── Material to process ──

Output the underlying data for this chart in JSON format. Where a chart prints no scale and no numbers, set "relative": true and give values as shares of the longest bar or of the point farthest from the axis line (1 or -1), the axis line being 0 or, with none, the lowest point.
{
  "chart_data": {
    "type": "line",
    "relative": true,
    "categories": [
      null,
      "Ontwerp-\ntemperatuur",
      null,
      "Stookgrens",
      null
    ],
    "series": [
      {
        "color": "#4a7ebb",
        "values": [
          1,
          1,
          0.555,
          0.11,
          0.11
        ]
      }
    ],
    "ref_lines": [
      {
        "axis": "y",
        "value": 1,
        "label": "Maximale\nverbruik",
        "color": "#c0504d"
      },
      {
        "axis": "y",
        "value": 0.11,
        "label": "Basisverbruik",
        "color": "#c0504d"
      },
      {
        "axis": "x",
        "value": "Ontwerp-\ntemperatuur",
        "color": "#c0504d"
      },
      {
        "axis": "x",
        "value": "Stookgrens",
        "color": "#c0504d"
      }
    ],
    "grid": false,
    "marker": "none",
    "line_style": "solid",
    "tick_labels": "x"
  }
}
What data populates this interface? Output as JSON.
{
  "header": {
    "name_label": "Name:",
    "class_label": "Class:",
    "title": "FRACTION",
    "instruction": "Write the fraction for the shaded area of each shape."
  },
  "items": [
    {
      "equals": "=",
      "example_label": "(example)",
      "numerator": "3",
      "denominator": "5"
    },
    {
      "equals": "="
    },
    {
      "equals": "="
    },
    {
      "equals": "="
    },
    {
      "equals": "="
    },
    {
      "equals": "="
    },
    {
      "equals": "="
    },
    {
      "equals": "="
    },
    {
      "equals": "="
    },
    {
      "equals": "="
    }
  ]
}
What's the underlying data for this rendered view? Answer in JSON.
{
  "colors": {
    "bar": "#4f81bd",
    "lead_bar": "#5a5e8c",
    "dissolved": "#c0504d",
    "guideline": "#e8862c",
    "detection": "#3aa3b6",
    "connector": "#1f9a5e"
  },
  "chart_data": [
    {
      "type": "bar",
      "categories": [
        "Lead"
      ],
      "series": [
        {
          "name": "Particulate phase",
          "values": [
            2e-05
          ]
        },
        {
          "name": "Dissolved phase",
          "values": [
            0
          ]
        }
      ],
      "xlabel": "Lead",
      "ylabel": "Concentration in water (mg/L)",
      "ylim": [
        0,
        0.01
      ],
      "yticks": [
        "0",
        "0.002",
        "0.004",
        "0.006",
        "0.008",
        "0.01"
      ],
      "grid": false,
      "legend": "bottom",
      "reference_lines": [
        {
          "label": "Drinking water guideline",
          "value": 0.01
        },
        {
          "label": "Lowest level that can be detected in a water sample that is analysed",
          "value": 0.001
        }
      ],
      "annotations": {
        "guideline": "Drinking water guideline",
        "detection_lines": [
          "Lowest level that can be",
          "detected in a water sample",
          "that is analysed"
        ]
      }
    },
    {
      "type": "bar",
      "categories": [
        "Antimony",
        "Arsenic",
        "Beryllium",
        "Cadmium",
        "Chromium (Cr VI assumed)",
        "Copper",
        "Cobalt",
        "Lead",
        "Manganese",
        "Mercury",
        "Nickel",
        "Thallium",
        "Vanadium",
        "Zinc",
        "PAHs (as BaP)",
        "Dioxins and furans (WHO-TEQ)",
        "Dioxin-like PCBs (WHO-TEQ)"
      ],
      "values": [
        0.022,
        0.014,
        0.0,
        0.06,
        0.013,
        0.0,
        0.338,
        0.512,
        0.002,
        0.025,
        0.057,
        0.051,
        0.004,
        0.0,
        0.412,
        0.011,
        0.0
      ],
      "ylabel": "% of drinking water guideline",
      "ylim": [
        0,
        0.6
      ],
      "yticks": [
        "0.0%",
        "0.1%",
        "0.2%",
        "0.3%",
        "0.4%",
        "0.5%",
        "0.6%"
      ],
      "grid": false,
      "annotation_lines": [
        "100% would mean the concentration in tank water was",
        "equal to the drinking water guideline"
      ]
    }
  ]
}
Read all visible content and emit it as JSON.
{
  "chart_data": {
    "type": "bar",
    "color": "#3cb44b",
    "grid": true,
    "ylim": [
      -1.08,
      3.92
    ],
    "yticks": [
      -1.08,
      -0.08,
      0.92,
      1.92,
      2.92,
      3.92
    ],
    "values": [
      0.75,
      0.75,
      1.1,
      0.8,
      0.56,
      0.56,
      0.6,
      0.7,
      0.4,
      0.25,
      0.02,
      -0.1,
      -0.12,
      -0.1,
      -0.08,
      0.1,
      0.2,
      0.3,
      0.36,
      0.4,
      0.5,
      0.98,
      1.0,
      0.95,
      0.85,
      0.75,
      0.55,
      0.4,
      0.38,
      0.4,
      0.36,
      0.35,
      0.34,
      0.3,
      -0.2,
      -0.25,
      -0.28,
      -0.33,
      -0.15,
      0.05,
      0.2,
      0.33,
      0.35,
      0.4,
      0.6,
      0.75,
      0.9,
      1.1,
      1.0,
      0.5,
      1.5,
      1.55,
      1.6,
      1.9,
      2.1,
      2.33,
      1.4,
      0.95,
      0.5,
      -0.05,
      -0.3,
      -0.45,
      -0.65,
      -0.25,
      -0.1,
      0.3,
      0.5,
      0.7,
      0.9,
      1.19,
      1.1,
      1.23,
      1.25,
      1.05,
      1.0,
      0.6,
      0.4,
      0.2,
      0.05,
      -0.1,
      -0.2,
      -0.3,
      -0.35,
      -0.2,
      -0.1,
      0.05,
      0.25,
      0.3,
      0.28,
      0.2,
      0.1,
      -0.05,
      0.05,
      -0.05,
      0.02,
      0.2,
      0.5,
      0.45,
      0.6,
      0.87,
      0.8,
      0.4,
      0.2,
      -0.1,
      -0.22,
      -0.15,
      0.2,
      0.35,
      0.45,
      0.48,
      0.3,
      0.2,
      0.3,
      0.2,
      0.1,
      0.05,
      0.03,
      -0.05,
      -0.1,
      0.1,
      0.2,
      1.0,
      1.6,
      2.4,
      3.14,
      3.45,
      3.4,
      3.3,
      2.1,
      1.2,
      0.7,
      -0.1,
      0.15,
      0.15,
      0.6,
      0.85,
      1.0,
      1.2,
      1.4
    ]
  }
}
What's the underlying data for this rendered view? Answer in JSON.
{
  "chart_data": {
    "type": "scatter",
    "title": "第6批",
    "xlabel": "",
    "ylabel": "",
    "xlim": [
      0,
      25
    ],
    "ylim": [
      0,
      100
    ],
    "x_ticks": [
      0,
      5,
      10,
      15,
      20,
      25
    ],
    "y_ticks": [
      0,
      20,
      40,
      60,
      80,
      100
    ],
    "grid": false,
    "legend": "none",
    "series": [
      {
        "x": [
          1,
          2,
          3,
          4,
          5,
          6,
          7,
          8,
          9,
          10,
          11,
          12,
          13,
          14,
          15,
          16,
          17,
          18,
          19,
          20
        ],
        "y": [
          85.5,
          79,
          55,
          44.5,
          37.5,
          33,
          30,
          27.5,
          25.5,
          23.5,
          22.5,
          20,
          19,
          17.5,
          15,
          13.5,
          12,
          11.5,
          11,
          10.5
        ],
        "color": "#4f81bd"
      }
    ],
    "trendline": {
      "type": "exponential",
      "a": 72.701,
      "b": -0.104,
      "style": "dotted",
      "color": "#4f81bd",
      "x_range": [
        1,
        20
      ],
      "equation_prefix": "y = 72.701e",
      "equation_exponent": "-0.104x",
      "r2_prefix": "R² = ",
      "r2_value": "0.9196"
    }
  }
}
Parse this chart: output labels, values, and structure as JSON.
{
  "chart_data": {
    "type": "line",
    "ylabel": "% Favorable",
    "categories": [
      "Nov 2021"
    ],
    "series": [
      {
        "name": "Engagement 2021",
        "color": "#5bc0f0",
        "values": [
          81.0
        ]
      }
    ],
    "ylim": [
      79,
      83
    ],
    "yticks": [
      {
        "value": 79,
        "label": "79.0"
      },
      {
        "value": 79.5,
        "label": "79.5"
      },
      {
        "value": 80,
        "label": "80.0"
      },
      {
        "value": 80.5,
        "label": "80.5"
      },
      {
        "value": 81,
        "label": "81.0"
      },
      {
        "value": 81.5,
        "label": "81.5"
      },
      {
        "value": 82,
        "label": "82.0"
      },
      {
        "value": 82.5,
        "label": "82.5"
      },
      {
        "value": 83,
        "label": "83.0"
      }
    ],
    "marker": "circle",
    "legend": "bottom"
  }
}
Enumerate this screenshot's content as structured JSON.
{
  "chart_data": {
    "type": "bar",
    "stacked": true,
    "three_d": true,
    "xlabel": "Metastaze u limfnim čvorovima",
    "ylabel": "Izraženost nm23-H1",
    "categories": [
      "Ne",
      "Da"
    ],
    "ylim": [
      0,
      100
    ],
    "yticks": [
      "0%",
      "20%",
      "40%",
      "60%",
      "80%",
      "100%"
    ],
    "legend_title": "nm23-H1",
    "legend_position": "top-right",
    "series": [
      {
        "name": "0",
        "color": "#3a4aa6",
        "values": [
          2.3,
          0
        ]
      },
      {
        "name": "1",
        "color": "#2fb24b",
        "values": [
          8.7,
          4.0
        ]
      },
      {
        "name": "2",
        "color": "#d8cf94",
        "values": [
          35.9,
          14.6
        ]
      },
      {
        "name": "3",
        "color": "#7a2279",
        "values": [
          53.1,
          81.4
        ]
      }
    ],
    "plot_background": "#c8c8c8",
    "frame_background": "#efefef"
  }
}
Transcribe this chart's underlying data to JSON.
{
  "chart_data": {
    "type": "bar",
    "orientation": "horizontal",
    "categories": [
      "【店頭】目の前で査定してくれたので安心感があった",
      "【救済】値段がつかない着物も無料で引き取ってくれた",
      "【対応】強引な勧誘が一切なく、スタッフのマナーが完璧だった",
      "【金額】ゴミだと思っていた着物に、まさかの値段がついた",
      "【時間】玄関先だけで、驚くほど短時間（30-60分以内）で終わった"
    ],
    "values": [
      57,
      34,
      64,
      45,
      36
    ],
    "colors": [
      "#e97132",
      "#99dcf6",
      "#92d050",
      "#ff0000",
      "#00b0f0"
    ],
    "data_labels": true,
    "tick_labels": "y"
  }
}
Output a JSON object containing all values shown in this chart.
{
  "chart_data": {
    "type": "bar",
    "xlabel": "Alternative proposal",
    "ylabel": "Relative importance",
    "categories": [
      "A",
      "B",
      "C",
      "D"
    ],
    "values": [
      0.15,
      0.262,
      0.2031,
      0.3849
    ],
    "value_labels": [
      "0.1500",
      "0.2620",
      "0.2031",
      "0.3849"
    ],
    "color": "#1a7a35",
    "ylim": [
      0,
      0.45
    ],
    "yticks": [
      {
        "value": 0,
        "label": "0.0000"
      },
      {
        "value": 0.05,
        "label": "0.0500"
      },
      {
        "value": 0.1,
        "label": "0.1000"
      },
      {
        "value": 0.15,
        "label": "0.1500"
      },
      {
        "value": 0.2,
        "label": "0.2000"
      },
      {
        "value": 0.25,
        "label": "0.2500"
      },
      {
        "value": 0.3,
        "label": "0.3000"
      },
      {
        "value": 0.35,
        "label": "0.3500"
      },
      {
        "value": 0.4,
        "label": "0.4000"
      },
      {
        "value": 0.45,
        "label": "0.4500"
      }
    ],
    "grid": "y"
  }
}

───

▶ What the exercise asks: Scan the material above for the string "xlabel" and report each line where you find it.

▶ Full solution:
      "xlabel": "Lead",
    "xlabel": "",
    "xlabel": "Metastaze u limfnim čvorovima",
    "xlabel": "Alternative proposal",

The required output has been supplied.